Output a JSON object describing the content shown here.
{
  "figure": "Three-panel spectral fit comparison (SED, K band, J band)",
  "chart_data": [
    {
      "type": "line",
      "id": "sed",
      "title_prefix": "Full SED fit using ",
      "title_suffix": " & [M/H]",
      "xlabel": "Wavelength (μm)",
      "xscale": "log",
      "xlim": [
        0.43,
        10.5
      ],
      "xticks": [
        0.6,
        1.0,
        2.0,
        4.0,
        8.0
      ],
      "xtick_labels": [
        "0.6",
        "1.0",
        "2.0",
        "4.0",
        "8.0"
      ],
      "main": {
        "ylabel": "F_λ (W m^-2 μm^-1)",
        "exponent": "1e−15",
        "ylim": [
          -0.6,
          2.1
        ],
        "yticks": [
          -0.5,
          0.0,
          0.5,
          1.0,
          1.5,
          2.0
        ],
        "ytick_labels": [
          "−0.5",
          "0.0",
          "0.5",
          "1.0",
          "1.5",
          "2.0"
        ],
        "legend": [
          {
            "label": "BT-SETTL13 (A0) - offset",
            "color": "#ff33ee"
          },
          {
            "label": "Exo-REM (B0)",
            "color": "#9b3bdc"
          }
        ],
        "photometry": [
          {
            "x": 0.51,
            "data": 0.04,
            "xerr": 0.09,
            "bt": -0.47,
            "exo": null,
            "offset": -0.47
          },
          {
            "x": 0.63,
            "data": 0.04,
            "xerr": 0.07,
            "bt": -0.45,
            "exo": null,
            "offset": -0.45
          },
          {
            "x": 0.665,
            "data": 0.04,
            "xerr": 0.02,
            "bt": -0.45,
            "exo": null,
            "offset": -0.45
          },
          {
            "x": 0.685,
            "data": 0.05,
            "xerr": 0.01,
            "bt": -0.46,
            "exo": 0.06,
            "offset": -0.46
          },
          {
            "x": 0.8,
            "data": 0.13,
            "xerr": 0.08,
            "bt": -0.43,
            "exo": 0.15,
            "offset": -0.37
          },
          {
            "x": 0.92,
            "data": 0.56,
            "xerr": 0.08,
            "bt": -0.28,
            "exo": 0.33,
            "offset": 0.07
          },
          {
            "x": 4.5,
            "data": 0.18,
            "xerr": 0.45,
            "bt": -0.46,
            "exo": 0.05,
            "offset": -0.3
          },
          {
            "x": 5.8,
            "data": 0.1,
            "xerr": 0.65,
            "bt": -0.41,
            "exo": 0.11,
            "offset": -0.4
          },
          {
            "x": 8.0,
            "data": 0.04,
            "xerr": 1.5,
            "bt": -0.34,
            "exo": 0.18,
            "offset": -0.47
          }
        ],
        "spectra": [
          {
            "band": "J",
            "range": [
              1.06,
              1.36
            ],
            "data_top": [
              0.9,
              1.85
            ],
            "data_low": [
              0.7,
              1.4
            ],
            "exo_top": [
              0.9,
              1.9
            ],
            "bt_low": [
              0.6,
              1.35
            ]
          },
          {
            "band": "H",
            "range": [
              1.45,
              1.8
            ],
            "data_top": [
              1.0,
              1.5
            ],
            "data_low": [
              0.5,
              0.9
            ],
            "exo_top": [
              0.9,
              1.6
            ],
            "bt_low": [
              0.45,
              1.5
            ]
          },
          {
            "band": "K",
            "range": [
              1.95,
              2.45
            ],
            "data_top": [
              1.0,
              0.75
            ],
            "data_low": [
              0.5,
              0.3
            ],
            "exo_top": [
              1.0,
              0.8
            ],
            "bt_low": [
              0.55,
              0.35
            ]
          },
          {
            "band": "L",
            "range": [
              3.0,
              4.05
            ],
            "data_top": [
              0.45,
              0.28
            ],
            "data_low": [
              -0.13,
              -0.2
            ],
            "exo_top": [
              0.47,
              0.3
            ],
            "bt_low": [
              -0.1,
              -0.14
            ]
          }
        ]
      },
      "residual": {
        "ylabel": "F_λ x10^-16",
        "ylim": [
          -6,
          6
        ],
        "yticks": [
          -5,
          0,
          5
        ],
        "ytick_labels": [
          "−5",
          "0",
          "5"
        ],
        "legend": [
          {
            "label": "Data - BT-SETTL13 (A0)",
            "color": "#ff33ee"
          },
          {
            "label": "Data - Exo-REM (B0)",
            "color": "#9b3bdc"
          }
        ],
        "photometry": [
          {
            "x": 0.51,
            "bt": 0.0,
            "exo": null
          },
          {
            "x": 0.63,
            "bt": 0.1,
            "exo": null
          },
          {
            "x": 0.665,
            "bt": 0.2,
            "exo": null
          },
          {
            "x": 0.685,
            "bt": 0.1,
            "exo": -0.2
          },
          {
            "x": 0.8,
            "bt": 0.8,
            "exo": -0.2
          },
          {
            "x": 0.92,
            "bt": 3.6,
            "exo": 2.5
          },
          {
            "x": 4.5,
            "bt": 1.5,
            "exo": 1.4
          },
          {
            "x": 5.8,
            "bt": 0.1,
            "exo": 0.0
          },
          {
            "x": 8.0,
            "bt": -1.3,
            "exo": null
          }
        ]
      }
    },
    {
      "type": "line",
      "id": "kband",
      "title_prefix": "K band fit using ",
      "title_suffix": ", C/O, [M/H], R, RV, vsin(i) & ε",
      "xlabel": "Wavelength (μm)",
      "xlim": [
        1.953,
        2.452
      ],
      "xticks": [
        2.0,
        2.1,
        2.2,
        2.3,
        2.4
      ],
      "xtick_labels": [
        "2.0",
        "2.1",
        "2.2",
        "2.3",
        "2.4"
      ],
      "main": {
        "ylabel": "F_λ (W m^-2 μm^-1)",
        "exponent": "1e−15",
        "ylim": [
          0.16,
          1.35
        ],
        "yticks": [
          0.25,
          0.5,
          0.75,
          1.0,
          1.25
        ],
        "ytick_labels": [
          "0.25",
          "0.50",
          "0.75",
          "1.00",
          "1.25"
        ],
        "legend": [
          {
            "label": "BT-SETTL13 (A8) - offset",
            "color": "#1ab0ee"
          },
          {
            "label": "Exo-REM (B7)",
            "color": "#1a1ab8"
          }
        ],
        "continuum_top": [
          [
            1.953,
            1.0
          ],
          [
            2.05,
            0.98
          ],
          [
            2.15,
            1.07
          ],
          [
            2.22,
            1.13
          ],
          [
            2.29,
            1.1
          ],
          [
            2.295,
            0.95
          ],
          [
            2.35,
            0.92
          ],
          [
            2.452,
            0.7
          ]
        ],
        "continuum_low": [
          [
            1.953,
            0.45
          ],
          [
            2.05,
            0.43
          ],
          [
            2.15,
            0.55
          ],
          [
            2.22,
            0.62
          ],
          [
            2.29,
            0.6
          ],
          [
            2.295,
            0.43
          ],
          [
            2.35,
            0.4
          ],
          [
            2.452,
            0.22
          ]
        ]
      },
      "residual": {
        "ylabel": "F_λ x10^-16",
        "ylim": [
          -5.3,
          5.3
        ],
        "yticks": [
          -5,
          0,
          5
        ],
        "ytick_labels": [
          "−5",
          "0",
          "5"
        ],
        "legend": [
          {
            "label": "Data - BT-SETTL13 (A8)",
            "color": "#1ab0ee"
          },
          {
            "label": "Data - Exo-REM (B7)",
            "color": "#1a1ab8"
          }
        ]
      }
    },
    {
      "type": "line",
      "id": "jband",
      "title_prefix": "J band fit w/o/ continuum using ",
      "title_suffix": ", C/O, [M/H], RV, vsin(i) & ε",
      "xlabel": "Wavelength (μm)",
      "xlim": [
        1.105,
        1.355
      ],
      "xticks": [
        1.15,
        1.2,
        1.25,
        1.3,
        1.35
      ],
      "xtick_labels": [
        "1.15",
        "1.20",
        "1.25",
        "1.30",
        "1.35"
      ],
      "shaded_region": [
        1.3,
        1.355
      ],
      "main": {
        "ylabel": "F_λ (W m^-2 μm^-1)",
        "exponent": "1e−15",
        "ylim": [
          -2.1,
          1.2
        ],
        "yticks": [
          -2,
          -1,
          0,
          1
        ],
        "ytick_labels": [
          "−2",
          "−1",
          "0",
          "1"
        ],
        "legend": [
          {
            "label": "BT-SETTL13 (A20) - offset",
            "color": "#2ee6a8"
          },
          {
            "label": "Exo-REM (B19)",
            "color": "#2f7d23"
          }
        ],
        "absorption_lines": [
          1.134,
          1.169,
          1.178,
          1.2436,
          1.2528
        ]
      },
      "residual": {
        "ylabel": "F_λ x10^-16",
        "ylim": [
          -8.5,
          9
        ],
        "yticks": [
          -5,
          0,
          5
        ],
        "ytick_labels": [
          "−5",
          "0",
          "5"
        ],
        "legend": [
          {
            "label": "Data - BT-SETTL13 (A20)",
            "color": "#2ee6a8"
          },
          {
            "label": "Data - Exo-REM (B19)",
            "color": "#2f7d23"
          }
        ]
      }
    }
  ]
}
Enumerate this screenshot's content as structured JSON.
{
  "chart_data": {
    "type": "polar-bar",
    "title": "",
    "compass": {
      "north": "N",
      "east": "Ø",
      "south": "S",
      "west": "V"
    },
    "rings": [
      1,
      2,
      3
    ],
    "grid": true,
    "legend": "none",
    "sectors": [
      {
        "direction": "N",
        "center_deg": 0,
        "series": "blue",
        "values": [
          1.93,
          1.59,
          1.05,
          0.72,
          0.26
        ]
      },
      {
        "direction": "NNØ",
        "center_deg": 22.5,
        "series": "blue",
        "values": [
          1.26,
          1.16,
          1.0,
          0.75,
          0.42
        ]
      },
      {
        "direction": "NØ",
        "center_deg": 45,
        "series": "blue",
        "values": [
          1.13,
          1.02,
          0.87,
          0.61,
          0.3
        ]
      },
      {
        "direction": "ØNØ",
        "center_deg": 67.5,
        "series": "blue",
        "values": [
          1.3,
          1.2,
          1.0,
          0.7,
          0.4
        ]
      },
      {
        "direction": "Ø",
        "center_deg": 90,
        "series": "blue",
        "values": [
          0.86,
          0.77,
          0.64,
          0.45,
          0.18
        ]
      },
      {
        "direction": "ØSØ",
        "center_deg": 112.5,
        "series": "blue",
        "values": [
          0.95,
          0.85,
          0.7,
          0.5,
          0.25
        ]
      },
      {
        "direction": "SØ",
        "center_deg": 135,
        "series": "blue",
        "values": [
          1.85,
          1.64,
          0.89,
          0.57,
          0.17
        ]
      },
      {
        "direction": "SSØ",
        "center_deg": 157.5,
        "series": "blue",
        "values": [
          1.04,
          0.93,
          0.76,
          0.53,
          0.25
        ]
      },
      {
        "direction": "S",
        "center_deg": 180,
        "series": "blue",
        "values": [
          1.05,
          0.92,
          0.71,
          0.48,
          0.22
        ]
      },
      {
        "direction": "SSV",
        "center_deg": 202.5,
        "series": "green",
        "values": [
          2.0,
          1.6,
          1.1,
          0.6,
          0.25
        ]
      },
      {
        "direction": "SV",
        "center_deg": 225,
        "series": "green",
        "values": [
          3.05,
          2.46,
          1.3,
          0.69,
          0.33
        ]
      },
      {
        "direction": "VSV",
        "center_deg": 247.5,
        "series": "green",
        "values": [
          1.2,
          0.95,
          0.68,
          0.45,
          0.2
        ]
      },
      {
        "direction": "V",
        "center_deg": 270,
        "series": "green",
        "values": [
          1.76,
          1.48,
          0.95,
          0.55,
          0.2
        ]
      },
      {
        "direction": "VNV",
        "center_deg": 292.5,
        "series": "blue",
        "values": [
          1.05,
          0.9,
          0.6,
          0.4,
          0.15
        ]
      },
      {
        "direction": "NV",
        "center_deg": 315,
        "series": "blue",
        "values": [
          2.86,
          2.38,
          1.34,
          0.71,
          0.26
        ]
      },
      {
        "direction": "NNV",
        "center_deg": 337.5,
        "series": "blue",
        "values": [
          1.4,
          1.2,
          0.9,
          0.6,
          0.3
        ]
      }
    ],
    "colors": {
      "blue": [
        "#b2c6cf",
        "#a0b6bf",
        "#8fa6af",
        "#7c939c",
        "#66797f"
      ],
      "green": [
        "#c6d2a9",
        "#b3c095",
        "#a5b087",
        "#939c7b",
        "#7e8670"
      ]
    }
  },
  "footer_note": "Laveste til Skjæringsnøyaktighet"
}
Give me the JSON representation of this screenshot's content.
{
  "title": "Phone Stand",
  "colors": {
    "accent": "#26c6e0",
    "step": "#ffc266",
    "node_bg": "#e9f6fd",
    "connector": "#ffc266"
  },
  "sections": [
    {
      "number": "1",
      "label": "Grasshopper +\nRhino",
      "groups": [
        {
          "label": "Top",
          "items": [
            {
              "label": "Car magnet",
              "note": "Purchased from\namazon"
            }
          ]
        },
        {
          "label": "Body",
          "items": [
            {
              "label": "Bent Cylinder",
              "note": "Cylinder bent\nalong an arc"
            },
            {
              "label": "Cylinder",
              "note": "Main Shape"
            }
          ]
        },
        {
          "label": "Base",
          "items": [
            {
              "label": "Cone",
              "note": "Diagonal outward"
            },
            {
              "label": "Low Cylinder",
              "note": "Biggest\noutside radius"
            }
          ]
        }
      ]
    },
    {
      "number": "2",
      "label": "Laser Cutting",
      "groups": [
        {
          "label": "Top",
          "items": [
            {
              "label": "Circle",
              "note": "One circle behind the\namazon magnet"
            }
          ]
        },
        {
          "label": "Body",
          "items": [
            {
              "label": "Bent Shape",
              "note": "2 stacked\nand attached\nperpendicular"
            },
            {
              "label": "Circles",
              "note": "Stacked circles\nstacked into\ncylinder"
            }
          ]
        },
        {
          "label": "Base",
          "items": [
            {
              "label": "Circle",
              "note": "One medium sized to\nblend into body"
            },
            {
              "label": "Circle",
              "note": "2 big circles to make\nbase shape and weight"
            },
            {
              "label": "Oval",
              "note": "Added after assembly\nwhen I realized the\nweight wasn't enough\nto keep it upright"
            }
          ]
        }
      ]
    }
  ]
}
------
**EXERCISE BRIEF**:
Of the lines in the entries above, how many include "magnet"? Only the number should be given.

**SOLUTION TO THIS PROBLEM**:
2